+++ Input rows +++

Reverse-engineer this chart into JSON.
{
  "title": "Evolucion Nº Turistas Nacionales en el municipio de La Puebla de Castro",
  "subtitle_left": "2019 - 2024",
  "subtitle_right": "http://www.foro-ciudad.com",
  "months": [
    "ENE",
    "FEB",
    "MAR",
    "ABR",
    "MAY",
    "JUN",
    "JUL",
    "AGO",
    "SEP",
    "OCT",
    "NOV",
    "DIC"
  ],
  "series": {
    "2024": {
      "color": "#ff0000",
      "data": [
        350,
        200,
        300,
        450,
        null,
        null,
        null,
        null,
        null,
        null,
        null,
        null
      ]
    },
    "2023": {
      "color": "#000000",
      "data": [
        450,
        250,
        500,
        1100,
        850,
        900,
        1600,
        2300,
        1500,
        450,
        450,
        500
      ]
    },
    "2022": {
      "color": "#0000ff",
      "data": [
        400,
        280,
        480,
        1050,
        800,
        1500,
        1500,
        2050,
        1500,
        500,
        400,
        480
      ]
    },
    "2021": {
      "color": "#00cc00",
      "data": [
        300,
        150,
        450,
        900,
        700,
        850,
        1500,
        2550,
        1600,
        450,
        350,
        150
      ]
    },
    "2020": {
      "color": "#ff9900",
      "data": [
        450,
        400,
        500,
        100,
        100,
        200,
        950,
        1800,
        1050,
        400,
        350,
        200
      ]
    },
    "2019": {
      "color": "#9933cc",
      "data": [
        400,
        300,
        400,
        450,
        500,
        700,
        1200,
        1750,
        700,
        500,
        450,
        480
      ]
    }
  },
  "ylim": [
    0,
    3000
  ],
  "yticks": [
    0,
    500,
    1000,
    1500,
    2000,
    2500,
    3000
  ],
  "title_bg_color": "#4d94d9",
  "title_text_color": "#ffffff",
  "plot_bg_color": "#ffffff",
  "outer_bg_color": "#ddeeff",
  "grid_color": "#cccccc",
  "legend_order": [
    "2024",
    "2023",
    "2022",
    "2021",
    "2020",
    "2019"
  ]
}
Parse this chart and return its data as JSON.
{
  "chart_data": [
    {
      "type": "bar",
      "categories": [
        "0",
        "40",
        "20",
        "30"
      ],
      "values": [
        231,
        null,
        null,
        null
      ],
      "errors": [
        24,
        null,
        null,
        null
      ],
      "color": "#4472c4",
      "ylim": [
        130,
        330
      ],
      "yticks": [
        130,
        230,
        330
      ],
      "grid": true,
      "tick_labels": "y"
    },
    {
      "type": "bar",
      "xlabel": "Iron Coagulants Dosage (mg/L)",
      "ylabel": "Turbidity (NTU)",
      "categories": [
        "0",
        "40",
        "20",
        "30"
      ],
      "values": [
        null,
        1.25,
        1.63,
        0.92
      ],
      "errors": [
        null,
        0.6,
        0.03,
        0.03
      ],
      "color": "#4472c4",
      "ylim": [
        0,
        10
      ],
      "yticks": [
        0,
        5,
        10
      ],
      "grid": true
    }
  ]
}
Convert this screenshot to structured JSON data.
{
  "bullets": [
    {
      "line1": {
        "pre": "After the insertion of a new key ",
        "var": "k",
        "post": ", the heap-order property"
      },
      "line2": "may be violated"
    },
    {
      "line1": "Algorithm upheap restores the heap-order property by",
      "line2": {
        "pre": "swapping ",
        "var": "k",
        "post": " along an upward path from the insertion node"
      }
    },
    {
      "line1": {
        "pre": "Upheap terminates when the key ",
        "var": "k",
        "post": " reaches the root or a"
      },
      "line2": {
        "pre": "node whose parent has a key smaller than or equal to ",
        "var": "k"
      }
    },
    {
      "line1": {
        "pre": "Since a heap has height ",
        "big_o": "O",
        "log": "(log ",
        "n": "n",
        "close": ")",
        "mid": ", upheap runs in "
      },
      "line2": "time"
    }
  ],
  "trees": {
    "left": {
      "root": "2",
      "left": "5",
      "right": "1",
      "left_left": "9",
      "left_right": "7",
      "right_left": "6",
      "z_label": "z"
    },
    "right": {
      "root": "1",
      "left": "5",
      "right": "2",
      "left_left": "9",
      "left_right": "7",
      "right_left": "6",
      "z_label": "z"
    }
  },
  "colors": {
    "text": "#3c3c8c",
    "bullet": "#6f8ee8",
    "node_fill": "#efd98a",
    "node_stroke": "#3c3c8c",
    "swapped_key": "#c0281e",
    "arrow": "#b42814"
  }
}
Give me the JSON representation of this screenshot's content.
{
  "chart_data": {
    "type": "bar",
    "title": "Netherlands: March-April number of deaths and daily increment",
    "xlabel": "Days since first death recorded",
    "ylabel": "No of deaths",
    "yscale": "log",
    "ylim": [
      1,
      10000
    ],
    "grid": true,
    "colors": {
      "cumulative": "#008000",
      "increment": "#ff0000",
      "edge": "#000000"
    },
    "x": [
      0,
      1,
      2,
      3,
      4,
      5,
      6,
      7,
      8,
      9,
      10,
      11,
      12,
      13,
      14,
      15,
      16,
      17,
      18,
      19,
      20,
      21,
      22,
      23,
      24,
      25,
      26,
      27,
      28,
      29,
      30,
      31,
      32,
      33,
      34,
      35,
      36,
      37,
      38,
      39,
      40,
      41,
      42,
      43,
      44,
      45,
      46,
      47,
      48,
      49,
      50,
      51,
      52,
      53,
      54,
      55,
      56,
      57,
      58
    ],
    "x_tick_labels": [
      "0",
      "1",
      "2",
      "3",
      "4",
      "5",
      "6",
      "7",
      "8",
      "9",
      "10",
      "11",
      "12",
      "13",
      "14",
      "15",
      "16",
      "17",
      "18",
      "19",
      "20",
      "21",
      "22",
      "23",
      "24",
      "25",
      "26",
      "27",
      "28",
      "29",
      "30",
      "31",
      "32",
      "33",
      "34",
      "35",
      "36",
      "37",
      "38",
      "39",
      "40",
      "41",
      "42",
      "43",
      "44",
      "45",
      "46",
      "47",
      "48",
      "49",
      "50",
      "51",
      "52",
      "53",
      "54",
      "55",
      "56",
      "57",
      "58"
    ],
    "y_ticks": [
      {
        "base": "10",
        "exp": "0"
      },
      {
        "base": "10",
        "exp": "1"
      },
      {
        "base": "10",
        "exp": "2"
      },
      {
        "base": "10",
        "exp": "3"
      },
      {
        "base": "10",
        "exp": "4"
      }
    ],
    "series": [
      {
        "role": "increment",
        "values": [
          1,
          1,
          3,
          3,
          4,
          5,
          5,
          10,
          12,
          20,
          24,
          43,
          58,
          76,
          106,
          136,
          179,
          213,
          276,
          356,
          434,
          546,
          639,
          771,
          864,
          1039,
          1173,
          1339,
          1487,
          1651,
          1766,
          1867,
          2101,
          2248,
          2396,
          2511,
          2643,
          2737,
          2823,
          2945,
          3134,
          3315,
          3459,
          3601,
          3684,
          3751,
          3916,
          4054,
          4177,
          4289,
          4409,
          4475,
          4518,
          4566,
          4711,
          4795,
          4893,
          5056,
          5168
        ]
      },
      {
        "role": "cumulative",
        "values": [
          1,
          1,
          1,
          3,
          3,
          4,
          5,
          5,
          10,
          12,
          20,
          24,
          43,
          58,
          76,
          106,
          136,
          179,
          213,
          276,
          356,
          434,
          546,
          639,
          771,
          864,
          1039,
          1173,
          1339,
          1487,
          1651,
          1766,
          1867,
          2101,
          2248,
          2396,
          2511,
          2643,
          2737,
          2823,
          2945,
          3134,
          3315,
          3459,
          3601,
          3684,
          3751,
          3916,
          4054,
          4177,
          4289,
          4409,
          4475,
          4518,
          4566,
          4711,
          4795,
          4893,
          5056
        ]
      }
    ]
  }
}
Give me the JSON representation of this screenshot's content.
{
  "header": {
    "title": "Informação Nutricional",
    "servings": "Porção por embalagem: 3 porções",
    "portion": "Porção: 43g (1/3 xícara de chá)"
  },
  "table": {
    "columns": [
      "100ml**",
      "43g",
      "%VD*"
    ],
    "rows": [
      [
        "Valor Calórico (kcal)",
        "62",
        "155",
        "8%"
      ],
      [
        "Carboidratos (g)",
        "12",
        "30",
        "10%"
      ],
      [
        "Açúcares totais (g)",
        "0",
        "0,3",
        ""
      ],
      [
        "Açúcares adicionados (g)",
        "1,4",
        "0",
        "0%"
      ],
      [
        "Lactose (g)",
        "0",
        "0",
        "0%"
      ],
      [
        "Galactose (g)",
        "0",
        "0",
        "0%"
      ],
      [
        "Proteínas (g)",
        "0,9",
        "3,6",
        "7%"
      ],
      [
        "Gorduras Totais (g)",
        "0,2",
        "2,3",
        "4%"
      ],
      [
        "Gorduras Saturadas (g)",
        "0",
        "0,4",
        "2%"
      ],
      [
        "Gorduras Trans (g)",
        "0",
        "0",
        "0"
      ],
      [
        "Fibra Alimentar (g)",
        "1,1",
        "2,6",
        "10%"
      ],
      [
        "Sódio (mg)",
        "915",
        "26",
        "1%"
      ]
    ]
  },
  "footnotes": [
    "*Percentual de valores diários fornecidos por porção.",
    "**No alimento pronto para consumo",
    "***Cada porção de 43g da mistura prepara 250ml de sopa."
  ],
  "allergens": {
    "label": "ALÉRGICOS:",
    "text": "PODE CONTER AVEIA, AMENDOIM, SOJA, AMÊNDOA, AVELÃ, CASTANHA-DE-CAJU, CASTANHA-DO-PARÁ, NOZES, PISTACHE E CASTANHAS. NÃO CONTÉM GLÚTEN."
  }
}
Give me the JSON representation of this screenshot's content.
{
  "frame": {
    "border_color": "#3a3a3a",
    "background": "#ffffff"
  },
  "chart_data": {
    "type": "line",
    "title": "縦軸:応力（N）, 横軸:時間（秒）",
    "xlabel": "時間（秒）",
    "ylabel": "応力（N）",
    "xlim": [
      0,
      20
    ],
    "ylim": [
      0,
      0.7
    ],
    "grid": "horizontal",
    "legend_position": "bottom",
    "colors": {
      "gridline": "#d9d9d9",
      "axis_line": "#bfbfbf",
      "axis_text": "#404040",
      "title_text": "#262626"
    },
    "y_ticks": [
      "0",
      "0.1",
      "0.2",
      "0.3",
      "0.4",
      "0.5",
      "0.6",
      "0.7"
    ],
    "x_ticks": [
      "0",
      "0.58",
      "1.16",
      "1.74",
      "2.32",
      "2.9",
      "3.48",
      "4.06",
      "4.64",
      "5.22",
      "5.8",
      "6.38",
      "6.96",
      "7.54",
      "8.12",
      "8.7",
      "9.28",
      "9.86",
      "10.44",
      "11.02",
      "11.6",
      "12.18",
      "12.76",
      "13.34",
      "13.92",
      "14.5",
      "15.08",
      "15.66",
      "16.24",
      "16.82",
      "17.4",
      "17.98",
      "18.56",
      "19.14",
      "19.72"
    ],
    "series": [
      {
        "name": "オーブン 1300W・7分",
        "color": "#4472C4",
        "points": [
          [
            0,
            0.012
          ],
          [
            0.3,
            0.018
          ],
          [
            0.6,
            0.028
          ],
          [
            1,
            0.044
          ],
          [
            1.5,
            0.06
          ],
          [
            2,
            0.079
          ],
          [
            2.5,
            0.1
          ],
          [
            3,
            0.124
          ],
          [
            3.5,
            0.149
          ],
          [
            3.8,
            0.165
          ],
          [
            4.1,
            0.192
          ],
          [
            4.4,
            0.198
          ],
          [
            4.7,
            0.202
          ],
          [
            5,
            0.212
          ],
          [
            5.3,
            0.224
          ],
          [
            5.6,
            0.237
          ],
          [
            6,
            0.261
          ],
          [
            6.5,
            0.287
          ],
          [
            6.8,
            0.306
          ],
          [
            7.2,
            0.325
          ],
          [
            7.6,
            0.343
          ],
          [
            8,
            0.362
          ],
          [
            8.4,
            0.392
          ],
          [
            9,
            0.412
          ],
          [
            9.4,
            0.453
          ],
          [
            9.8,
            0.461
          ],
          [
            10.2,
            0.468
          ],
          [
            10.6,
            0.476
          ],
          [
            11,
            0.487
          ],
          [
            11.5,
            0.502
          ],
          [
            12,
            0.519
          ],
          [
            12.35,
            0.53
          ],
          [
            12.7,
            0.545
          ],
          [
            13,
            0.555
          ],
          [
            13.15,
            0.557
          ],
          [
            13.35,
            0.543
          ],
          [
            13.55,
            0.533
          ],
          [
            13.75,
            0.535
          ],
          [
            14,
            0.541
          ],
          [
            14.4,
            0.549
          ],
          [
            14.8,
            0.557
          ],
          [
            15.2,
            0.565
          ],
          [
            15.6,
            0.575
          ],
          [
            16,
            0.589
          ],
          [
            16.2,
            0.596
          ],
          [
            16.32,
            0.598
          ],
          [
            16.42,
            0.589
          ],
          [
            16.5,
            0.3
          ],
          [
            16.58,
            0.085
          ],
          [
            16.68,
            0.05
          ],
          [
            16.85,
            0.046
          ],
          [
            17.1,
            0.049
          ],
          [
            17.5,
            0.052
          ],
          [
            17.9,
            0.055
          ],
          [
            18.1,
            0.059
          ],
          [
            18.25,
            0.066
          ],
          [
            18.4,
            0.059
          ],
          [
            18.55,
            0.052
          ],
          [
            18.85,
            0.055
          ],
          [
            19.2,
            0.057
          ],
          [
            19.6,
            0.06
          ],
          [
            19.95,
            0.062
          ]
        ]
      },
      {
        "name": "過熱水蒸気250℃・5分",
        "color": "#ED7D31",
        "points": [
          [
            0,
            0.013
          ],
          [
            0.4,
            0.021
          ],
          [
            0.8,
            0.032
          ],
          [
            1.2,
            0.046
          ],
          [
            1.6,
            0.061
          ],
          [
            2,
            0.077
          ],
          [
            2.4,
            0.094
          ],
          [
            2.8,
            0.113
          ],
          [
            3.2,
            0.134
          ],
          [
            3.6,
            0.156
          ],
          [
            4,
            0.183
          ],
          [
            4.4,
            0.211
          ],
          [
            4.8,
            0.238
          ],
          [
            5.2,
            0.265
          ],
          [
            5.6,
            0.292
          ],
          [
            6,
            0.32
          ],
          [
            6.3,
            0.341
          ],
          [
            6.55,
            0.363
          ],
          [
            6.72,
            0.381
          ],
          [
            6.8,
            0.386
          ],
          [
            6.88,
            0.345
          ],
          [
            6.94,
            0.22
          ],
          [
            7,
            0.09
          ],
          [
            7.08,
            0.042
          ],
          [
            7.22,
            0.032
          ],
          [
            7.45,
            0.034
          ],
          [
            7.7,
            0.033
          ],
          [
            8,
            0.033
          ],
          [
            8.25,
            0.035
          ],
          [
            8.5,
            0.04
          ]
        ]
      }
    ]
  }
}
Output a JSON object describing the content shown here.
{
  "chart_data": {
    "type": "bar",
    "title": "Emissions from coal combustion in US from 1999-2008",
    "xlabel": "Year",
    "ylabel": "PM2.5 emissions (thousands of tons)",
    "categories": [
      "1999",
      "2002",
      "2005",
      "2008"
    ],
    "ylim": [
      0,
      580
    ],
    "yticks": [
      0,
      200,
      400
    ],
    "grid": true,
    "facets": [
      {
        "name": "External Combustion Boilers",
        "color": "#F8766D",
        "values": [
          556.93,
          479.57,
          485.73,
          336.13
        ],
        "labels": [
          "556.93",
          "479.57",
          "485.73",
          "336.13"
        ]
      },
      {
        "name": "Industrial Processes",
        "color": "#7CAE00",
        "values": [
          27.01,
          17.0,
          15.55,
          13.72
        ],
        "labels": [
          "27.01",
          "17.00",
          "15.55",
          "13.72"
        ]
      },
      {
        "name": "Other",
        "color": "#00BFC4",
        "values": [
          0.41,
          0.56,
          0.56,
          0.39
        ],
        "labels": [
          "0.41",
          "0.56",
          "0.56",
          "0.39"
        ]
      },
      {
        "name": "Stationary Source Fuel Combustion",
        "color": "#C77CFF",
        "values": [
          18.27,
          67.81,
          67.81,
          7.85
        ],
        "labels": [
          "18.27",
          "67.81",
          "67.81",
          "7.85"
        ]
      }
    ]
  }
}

+++

Select, from the listing, all lines that include the word "post".

        "post": ", the heap-order property"
        "post": " along an upward path from the insertion node"
        "post": " reaches the root or a"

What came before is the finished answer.